> [DOCUMENT TEXT]:
Start

Machine Learning is accelerating its transition from academia to industry. We see more and more media outlets reporting about it, but most of the time they exclusively focus on the final results and not in all the human-powered tasks that happen behind the scenes and that really make the magic possible. So for most people Machine Learning continues to be some sort of elusive magic. We were recently approached by One, the Vodafone-sponsored section of El Pais, to explain how Machine Learning works and, after giving it some thought, we decided to explain it using a simple example in a domain everyone is familiar with. As the 89th annual Academy of Motion Picture Arts and Sciences Award ceremony draws near and movie fans all over the world are getting ready for their office pools, we couldn’t resist the temptation to take a stab at predicting the 2017 Oscars by applying some BigML-powered Machine Learning courtesy of our own Teresa Álvarez and Cándido Zuriaga.
Of course, picking Oscar winners remains a favorite pastime for many people every winter. As usual, there’s no shortage of opinions ranging from those of movie critics to POTUS Donald J. Trump to established media outlets that publish more data-driven analysis. One thing that many of these crystal balls have in common is the fact that none of them give the reader access to the underlying data, logic or models. Time for us to change that for the better!

End

Records from a data collection
Start

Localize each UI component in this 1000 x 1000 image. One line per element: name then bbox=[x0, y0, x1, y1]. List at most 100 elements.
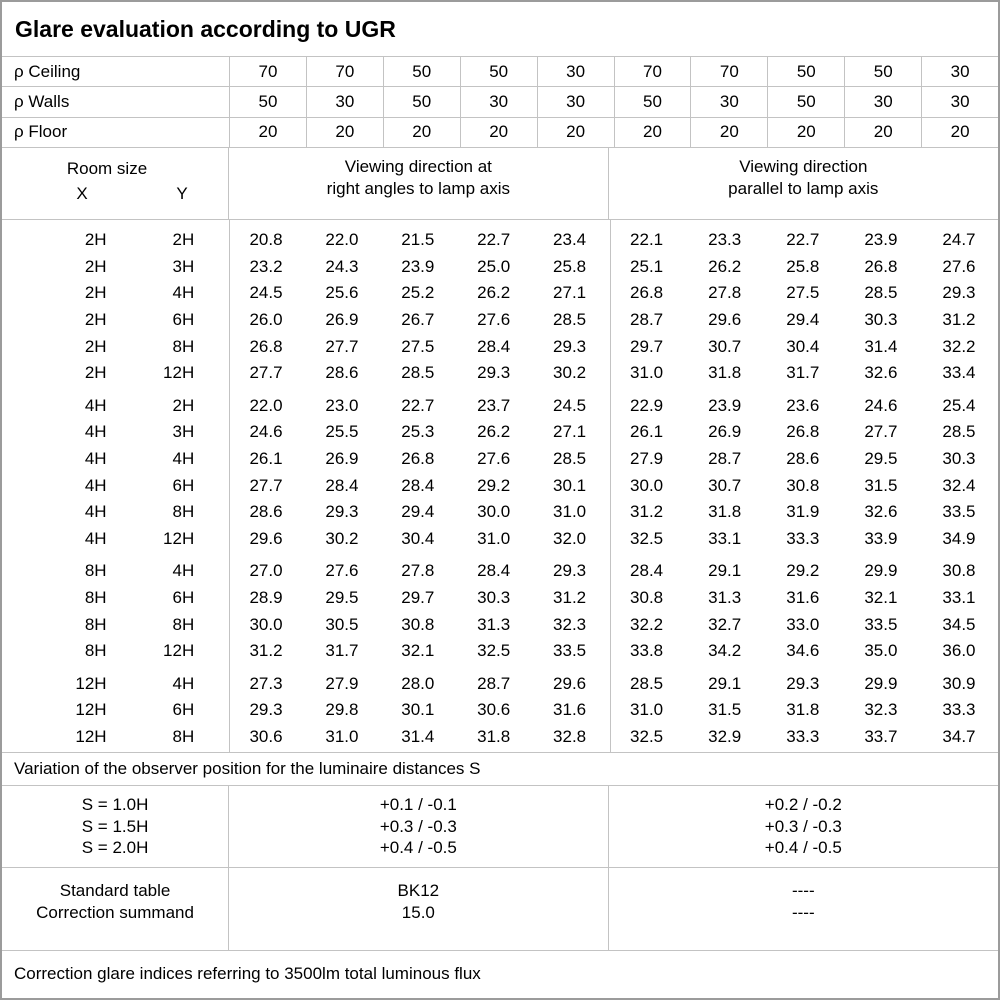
ugr-value: 29.3 bbox=[553, 561, 587, 581]
ugr-value: 33.1 bbox=[708, 528, 742, 548]
parallel-group-header: Viewing direction parallel to lamp axis bbox=[607, 147, 998, 219]
room-size-x: 4H bbox=[84, 502, 107, 522]
ugr-value: 27.5 bbox=[401, 336, 435, 356]
ugr-value: 29.5 bbox=[864, 448, 898, 468]
room-size-x: 4H bbox=[84, 448, 107, 468]
ugr-value: 26.9 bbox=[325, 309, 359, 329]
ugr-value: 28.5 bbox=[630, 673, 664, 693]
right-angles-values: 27.3 27.9 28.0 28.7 29.6 bbox=[228, 674, 607, 694]
ugr-value: 31.4 bbox=[864, 336, 898, 356]
reflectance-value: 50 bbox=[382, 57, 460, 87]
table-row: 4H 2H 22.0 23.0 22.7 23.7 24.5 22.9 23.9 23.6 24.6… bbox=[2, 392, 998, 419]
room-size-y: 2H bbox=[172, 395, 195, 415]
ugr-value: 27.6 bbox=[477, 448, 511, 468]
ugr-value: 32.3 bbox=[553, 614, 587, 634]
ugr-value: 28.9 bbox=[249, 587, 283, 607]
ugr-value: 28.7 bbox=[477, 673, 511, 693]
summary-label: Correction summand bbox=[36, 903, 194, 923]
room-size-y: 2H bbox=[172, 230, 195, 250]
ugr-value: 33.0 bbox=[786, 614, 820, 634]
right-angles-values: 27.0 27.6 27.8 28.4 29.3 bbox=[228, 561, 607, 581]
ugr-value: 30.6 bbox=[477, 700, 511, 720]
ugr-value: 26.7 bbox=[401, 309, 435, 329]
ugr-value: 27.7 bbox=[249, 475, 283, 495]
reflectance-value: 50 bbox=[459, 57, 537, 87]
ugr-value: 29.3 bbox=[786, 673, 820, 693]
ugr-value: 26.9 bbox=[708, 422, 742, 442]
ugr-value: 23.0 bbox=[325, 395, 359, 415]
ugr-value: 26.0 bbox=[249, 309, 283, 329]
ugr-value: 31.5 bbox=[864, 475, 898, 495]
room-size-x: 2H bbox=[84, 336, 107, 356]
table-row: 4H 8H 28.6 29.3 29.4 30.0 31.0 31.2 31.8 31.9 32.6… bbox=[2, 499, 998, 526]
ugr-value: 26.1 bbox=[630, 422, 664, 442]
ugr-value: 29.3 bbox=[553, 336, 587, 356]
variation-value: +0.3 / -0.3 bbox=[764, 816, 842, 836]
ugr-value: 28.4 bbox=[630, 561, 664, 581]
parallel-values: 26.1 26.9 26.8 27.7 28.5 bbox=[608, 422, 998, 442]
ugr-value: 30.1 bbox=[553, 475, 587, 495]
ugr-value: 28.4 bbox=[325, 475, 359, 495]
ugr-value: 25.1 bbox=[630, 256, 664, 276]
ugr-value: 23.7 bbox=[477, 395, 511, 415]
ugr-value: 28.4 bbox=[401, 475, 435, 495]
reflectance-value: 30 bbox=[690, 87, 767, 117]
reflectance-value: 30 bbox=[536, 57, 614, 87]
luminaire-distance-label: S = 2.0H bbox=[81, 838, 149, 858]
table-row: 4H 3H 24.6 25.5 25.3 26.2 27.1 26.1 26.9 26.8 27.7… bbox=[2, 419, 998, 446]
room-size-x: 2H bbox=[84, 256, 107, 276]
parallel-values: 28.7 29.6 29.4 30.3 31.2 bbox=[608, 310, 998, 330]
ugr-value: 32.1 bbox=[401, 641, 435, 661]
room-size-x: 8H bbox=[84, 614, 107, 634]
room-size-x: 2H bbox=[84, 230, 107, 250]
ugr-value: 27.1 bbox=[553, 422, 587, 442]
ugr-value: 31.9 bbox=[786, 502, 820, 522]
ugr-value: 27.0 bbox=[249, 561, 283, 581]
ugr-value: 23.6 bbox=[786, 395, 820, 415]
ugr-value: 30.8 bbox=[630, 587, 664, 607]
summary-value: ---- bbox=[791, 880, 815, 900]
room-size-y: 4H bbox=[172, 283, 195, 303]
ugr-value: 23.4 bbox=[553, 230, 587, 250]
ugr-value: 23.9 bbox=[864, 230, 898, 250]
ugr-value: 26.2 bbox=[477, 283, 511, 303]
reflectance-value: 20 bbox=[382, 117, 460, 147]
reflectance-value: 30 bbox=[844, 87, 921, 117]
ugr-value: 28.5 bbox=[401, 363, 435, 383]
parallel-values: 31.0 31.8 31.7 32.6 33.4 bbox=[608, 363, 998, 383]
group-separator bbox=[610, 219, 611, 752]
room-size-x: 2H bbox=[84, 309, 107, 329]
variation-value: +0.3 / -0.3 bbox=[379, 816, 457, 836]
ugr-value: 25.0 bbox=[477, 256, 511, 276]
ugr-value: 28.5 bbox=[553, 448, 587, 468]
right-angles-values: 26.1 26.9 26.8 27.6 28.5 bbox=[228, 449, 607, 469]
ugr-value: 32.4 bbox=[942, 475, 976, 495]
page-title: Glare evaluation according to UGR bbox=[2, 2, 998, 57]
ugr-value: 27.8 bbox=[401, 561, 435, 581]
ugr-value: 26.8 bbox=[786, 422, 820, 442]
ugr-value: 36.0 bbox=[942, 641, 976, 661]
footer-note: Correction glare indices referring to 35… bbox=[14, 963, 481, 983]
ugr-value: 33.7 bbox=[864, 726, 898, 746]
ugr-value: 29.2 bbox=[786, 561, 820, 581]
parallel-values: 28.4 29.1 29.2 29.9 30.8 bbox=[608, 561, 998, 581]
ugr-value: 31.3 bbox=[708, 587, 742, 607]
reflectance-value: 20 bbox=[229, 117, 306, 147]
parallel-values: 32.5 32.9 33.3 33.7 34.7 bbox=[608, 727, 998, 747]
ugr-value: 31.3 bbox=[477, 614, 511, 634]
ugr-value: 30.1 bbox=[401, 700, 435, 720]
ugr-value: 28.5 bbox=[864, 283, 898, 303]
room-size-y: 6H bbox=[172, 309, 195, 329]
right-angles-values: 24.6 25.5 25.3 26.2 27.1 bbox=[228, 422, 607, 442]
table-row: 8H 12H 31.2 31.7 32.1 32.5 33.5 33.8 34.2 34.6 35.… bbox=[2, 638, 998, 665]
ugr-value: 26.2 bbox=[477, 422, 511, 442]
parallel-values: 26.8 27.8 27.5 28.5 29.3 bbox=[608, 283, 998, 303]
ugr-value: 27.9 bbox=[325, 673, 359, 693]
ugr-value: 34.7 bbox=[942, 726, 976, 746]
ugr-value: 26.8 bbox=[401, 448, 435, 468]
ugr-value: 30.4 bbox=[786, 336, 820, 356]
right-angles-values: 27.7 28.6 28.5 29.3 30.2 bbox=[228, 363, 607, 383]
luminaire-distance-label: S = 1.5H bbox=[81, 816, 149, 836]
reflectance-row: ρ Ceiling 70 70 50 50 30 70 70 50 50 30 bbox=[2, 57, 998, 88]
ugr-value: 24.7 bbox=[942, 230, 976, 250]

End

> [TO DO]:
a. Answer these questions using the Oscar-prediction article:
(i) Who approached the writers to explain how Machine Learning works?
(ii) Which annual Academy Award ceremony is drawing near?
(iii) What do many published Oscar predictions have in common?
b. Print the passage of the Oscar-prediction article that opens with the words containing "Of course, picking" and closes with "for the better!".
c. Proceed with the Oscar-prediction article, picking up after its final sentence.
The entries have no connection to the Oscar-prediction article.

> [EXPECTED RESPONSES]:
a.
(i) One, the Vodafone-sponsored section of El Pais.
(ii) The 89th annual Academy of Motion Picture Arts and Sciences Award ceremony.
(iii) None of them give the reader access to the underlying data, logic or models.

b.
Of course, picking Oscar winners remains a favorite pastime for many people every winter. As usual, there’s no shortage of opinions ranging from those of movie critics to POTUS Donald J. Trump to established media outlets that publish more data-driven analysis. One thing that many of these crystal balls have in common is the fact that none of them give the reader access to the underlying data, logic or models. Time for us to change that for the better!

c.
No model is perfect, so before we go ahead and reveal our picks, a word of caution is in order.
Our main objective with this exercise is to demonstrate the process that is usually followed in order to make a prediction by using Machine Learning.
The Oscars nominees and winners are selected by vote of the Academy members. To properly model this problem, we should also model the Academy members and all the factors that influence how they pick and choose their favorite movies. However, we have restricted our effort to publicly available information about the movies and not about the Academy members.
Furthermore, the nature of the problem itself is ever evolving. The Academy is not a monolithic structure and the body of membership, the rules that apply to the nomination, and voting processes are subject to change over the years. A great example of that is the recent introduction of a new batch of Academy members in response to the complaints on the lack of diversity. So past behavior is not always the best predictor of future behavior.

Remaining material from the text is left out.